[BEGIN Records supplied]

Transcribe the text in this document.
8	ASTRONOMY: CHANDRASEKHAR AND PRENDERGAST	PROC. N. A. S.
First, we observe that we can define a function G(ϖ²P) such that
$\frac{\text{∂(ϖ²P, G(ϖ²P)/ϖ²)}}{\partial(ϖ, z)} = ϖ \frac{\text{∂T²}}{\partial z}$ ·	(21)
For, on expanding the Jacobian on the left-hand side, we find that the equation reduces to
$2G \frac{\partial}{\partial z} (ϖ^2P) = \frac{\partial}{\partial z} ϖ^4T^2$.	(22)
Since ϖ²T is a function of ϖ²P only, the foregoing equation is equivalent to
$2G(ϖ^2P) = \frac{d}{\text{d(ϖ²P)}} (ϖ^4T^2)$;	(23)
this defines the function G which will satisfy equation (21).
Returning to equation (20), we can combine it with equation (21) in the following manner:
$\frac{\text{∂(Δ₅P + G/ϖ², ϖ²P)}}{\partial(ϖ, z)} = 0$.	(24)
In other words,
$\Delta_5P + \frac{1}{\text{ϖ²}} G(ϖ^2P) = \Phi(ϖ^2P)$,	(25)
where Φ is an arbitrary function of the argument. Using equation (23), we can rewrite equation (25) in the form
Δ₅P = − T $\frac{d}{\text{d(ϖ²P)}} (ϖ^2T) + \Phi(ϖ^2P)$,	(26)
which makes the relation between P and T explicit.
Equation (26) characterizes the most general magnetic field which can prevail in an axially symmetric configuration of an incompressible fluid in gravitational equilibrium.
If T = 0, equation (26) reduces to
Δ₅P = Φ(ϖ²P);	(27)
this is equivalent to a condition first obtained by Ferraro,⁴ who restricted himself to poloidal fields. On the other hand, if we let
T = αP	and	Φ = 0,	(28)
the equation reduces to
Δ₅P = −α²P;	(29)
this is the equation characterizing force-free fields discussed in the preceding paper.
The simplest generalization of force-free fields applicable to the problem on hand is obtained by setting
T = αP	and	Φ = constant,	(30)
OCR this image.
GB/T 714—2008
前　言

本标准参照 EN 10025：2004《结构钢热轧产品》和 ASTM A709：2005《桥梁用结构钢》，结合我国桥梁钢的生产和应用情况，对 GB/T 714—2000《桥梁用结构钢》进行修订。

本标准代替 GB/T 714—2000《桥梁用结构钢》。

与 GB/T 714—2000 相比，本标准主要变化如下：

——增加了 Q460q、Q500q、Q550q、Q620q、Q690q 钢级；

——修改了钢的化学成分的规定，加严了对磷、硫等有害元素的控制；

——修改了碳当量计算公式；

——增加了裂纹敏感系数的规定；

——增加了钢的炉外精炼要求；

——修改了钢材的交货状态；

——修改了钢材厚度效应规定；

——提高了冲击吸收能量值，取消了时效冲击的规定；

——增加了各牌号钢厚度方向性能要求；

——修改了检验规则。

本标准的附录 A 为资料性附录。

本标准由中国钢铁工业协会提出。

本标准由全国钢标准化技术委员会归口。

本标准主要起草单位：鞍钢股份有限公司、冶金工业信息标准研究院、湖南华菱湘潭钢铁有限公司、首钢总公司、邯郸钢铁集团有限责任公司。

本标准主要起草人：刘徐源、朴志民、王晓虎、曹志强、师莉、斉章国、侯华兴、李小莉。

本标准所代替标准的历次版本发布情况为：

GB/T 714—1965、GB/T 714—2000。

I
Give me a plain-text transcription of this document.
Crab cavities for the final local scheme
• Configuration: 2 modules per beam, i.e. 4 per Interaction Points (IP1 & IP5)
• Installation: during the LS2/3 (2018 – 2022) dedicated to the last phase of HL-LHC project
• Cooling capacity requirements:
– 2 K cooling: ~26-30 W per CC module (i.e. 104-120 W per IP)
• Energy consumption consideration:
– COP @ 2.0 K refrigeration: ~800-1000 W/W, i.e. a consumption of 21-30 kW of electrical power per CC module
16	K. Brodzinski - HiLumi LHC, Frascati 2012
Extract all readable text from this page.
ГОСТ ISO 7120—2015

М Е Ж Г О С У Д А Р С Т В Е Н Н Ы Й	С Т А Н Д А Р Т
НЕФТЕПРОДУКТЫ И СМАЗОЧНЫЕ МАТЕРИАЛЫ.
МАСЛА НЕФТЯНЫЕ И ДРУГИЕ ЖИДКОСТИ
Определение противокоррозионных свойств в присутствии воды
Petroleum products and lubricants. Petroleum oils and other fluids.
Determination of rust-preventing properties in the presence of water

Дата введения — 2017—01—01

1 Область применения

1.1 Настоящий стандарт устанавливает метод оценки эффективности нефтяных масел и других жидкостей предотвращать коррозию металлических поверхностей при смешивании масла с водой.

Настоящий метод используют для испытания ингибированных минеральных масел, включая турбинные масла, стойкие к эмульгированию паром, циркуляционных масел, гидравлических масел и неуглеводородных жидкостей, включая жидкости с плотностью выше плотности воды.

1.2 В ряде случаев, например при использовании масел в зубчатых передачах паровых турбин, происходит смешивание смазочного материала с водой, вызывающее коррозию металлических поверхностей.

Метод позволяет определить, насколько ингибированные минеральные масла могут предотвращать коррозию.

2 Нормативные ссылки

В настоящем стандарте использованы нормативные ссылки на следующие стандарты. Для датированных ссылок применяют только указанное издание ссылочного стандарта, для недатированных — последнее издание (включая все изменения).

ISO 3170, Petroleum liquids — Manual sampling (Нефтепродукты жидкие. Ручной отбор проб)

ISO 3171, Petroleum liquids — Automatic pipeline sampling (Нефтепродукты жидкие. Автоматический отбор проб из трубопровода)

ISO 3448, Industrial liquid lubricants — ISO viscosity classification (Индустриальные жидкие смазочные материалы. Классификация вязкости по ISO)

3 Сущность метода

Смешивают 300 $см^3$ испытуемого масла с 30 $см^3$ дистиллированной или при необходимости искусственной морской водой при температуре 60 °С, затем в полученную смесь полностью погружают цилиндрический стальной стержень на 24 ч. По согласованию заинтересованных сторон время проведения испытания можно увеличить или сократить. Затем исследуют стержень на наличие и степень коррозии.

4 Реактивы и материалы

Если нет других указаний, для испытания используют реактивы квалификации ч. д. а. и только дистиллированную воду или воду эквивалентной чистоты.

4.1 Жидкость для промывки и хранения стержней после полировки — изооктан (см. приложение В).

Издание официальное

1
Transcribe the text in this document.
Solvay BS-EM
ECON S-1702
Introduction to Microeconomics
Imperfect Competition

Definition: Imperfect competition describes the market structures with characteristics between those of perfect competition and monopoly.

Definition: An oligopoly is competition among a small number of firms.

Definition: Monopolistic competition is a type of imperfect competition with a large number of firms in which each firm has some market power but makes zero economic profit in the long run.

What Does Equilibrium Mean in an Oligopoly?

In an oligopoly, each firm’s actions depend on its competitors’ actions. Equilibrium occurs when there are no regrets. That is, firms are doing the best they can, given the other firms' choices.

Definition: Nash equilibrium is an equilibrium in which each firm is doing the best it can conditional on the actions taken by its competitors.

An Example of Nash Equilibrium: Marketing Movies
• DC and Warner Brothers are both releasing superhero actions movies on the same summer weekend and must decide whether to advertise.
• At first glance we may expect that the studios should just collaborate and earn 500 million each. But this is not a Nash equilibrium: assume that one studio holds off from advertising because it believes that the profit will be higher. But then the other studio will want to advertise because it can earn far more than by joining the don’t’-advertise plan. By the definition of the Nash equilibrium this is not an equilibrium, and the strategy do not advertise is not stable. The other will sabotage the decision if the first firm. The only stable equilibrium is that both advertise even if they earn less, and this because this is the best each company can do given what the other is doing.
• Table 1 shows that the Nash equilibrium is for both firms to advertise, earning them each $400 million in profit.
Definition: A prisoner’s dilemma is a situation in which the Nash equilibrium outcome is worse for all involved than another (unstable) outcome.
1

[END Records supplied]

*Exercise brief*. Identify each line containing the string "function" and copy it out.

*Complete output*.
First, we observe that we can define a function G(ϖ²P) such that
Since ϖ²T is a function of ϖ²P only, the foregoing equation is equivalent to
this defines the function G which will satisfy equation (21).
where Φ is an arbitrary function of the argument. Using equation (23), we can rewrite equation (25) in the form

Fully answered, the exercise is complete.